§ **TASK REQUIREMENTS**: Keep every line where the word "screenshot" appears; drop the rest.
================================
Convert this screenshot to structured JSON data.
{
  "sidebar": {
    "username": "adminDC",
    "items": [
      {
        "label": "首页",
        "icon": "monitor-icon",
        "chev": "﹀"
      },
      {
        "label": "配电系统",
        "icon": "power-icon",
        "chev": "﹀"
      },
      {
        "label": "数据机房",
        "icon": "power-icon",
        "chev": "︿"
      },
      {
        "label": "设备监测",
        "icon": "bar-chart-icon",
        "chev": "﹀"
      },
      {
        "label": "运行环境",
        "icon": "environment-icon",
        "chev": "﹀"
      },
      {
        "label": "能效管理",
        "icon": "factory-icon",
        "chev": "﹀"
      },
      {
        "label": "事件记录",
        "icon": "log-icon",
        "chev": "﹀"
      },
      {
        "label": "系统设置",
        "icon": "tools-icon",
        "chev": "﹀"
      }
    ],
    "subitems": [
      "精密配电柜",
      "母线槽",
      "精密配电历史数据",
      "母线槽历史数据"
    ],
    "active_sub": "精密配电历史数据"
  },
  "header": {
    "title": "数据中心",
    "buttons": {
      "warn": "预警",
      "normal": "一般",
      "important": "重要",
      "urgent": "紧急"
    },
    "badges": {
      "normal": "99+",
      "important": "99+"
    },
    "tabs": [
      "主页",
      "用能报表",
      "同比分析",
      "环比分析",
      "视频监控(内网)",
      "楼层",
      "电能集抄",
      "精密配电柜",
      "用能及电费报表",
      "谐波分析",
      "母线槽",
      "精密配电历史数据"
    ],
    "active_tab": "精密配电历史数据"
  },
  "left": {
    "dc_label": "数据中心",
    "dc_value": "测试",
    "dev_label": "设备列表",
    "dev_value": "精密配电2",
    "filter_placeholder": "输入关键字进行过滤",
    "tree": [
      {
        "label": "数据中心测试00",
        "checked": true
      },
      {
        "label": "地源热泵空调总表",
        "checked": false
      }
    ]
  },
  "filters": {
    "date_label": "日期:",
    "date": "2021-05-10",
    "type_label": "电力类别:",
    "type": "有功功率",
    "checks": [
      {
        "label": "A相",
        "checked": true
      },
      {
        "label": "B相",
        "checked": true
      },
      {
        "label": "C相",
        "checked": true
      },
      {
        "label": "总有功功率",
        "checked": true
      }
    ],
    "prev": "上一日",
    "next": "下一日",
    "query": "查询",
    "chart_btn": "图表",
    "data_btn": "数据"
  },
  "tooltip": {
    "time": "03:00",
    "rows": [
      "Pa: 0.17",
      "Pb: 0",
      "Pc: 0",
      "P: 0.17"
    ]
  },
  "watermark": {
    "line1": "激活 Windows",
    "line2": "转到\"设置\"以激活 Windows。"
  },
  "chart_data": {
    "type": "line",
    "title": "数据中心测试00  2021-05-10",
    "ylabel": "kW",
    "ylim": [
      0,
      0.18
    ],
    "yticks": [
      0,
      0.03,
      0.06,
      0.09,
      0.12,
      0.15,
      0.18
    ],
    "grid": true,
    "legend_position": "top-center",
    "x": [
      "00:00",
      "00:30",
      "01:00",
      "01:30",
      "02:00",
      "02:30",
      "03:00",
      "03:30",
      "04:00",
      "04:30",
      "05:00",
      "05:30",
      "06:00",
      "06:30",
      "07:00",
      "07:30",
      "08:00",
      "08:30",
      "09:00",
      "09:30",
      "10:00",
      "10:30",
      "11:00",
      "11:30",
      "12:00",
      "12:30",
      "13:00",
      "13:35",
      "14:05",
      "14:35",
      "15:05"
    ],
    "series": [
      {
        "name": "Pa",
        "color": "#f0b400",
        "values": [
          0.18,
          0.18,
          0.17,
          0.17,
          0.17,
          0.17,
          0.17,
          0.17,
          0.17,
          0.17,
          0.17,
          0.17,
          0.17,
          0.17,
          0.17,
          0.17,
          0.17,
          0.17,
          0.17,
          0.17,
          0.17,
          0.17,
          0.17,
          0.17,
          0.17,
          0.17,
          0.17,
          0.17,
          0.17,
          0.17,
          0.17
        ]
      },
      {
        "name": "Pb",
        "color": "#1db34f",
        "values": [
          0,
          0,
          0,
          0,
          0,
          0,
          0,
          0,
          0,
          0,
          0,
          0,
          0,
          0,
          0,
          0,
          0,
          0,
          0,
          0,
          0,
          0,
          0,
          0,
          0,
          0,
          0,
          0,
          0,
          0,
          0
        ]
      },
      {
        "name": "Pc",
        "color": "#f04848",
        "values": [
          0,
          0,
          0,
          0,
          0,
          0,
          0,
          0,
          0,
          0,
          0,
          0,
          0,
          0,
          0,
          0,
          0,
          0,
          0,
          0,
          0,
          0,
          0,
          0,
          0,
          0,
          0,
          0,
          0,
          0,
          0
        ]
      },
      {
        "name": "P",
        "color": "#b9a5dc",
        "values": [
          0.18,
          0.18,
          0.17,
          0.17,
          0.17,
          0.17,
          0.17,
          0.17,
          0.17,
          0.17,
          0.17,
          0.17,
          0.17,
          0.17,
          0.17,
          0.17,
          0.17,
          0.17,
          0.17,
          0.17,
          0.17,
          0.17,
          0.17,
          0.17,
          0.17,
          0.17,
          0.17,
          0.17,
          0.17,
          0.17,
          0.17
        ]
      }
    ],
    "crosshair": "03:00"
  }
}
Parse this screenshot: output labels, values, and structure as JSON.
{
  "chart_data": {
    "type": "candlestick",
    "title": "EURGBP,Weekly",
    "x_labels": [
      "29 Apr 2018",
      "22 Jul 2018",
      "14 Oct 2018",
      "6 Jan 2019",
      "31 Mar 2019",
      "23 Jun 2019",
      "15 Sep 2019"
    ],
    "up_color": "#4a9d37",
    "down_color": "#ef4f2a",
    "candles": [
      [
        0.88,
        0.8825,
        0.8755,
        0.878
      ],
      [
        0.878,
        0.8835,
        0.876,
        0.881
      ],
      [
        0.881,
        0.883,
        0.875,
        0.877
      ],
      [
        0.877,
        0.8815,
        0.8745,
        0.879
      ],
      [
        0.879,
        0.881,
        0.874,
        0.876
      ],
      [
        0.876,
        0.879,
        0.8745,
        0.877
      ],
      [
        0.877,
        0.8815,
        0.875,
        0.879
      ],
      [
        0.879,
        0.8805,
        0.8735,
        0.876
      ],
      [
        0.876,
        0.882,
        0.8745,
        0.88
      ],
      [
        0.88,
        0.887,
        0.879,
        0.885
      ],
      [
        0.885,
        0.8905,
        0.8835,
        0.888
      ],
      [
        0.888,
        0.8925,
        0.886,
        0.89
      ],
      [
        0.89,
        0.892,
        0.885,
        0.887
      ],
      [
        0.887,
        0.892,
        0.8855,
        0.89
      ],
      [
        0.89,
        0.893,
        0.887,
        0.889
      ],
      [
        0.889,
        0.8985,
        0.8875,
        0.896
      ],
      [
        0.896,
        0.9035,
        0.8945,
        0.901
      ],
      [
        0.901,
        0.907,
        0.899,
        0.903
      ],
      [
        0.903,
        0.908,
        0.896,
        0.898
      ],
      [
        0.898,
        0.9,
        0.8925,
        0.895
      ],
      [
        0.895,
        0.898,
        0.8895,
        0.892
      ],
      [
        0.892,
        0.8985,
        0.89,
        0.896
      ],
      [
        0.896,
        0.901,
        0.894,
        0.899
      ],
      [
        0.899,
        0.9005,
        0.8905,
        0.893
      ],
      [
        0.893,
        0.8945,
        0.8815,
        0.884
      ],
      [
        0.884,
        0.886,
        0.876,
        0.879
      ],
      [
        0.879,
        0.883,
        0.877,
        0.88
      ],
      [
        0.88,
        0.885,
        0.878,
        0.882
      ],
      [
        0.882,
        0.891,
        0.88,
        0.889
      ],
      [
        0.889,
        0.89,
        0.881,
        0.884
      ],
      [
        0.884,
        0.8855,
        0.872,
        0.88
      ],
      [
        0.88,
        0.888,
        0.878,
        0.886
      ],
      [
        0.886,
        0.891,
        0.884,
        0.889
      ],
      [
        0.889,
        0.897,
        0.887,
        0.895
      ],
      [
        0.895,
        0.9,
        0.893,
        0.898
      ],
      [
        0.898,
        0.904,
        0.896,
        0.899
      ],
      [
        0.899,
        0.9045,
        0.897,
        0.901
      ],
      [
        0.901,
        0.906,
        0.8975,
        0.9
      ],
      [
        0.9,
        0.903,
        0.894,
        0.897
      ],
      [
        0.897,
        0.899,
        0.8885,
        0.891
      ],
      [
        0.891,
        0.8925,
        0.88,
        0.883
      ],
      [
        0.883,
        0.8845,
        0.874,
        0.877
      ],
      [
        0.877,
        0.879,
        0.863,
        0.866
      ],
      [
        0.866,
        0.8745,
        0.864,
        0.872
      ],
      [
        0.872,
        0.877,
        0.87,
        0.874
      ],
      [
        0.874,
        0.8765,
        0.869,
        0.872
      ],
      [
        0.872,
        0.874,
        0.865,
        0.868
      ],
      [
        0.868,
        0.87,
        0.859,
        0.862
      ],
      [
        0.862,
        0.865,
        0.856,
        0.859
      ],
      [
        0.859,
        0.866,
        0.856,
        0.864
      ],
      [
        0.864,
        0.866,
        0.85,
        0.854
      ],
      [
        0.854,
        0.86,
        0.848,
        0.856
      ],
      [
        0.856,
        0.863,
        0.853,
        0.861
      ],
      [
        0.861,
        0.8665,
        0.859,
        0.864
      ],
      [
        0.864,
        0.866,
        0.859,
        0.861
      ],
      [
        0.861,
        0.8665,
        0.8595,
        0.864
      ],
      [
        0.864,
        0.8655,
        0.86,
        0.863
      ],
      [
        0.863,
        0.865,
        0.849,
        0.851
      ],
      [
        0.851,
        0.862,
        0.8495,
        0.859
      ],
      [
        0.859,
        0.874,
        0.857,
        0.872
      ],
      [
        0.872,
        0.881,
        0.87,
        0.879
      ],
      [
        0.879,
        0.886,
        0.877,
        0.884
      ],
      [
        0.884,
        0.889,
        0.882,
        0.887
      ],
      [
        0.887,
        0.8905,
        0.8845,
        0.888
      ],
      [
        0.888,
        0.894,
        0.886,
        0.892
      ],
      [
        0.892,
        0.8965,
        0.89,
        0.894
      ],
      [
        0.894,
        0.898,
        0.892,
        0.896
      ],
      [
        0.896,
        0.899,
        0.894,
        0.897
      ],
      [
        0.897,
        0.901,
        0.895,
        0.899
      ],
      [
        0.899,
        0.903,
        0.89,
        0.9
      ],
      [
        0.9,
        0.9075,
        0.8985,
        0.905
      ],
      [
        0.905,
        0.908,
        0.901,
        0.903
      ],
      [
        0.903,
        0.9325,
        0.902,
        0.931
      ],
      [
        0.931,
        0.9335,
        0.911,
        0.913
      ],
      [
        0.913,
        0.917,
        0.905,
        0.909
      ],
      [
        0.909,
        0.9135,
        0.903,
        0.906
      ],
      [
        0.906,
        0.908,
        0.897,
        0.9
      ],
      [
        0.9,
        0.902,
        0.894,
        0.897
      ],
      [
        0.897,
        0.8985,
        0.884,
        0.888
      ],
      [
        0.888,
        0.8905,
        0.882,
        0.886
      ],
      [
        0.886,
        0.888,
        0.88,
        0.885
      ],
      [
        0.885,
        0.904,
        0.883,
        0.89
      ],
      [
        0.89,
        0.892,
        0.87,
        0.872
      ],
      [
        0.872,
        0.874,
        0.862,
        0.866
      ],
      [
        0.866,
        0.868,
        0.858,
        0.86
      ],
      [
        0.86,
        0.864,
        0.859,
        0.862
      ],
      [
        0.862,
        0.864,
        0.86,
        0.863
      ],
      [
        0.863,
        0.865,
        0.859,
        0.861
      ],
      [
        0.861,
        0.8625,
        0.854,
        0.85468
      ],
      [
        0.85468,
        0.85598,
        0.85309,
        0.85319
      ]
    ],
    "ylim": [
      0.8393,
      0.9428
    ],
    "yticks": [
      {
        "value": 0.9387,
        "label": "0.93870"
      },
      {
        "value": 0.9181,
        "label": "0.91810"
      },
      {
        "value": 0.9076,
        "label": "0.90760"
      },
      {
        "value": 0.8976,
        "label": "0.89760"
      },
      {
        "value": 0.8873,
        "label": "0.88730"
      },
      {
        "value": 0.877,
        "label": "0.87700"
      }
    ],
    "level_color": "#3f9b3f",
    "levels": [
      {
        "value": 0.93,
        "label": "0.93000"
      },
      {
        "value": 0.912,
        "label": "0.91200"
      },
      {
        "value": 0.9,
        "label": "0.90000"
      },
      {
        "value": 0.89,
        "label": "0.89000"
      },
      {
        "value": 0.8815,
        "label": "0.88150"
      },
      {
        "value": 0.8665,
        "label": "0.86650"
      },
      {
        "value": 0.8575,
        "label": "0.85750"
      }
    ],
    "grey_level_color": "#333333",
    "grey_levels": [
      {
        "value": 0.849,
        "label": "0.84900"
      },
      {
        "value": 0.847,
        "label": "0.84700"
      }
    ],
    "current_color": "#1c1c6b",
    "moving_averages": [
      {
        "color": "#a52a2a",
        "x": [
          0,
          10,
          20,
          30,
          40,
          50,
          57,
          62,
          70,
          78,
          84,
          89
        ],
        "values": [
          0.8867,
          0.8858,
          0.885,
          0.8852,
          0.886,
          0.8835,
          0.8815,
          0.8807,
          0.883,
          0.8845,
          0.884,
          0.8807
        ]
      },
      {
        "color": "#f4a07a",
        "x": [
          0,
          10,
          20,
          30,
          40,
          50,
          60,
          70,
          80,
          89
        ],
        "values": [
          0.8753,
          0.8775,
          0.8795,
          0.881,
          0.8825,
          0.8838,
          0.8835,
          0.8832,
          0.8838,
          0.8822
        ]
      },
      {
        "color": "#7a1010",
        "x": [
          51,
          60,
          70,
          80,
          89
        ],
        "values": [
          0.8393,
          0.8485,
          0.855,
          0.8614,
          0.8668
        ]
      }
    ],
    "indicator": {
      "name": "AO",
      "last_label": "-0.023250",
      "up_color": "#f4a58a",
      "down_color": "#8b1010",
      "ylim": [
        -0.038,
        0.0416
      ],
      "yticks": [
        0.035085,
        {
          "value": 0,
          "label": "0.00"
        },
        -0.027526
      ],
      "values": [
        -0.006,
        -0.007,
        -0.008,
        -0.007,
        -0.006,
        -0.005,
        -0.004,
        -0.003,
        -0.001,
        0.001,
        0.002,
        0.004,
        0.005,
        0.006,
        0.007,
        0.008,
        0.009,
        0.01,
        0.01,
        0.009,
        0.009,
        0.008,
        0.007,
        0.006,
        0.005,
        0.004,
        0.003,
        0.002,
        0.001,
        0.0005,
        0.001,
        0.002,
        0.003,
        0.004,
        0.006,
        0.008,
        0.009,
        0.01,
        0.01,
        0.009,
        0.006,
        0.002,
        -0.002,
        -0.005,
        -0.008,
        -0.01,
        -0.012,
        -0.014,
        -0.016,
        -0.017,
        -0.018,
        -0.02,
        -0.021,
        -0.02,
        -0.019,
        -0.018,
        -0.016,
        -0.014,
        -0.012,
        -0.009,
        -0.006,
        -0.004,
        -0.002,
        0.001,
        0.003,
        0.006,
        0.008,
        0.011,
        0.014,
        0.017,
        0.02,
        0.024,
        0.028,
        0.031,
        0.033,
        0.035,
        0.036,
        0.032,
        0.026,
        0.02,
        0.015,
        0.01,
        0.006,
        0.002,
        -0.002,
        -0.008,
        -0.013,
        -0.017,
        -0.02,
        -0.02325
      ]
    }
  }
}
================================
§ **COMPLETE ANSWER**:
Convert this screenshot to structured JSON data.
Parse this screenshot: output labels, values, and structure as JSON.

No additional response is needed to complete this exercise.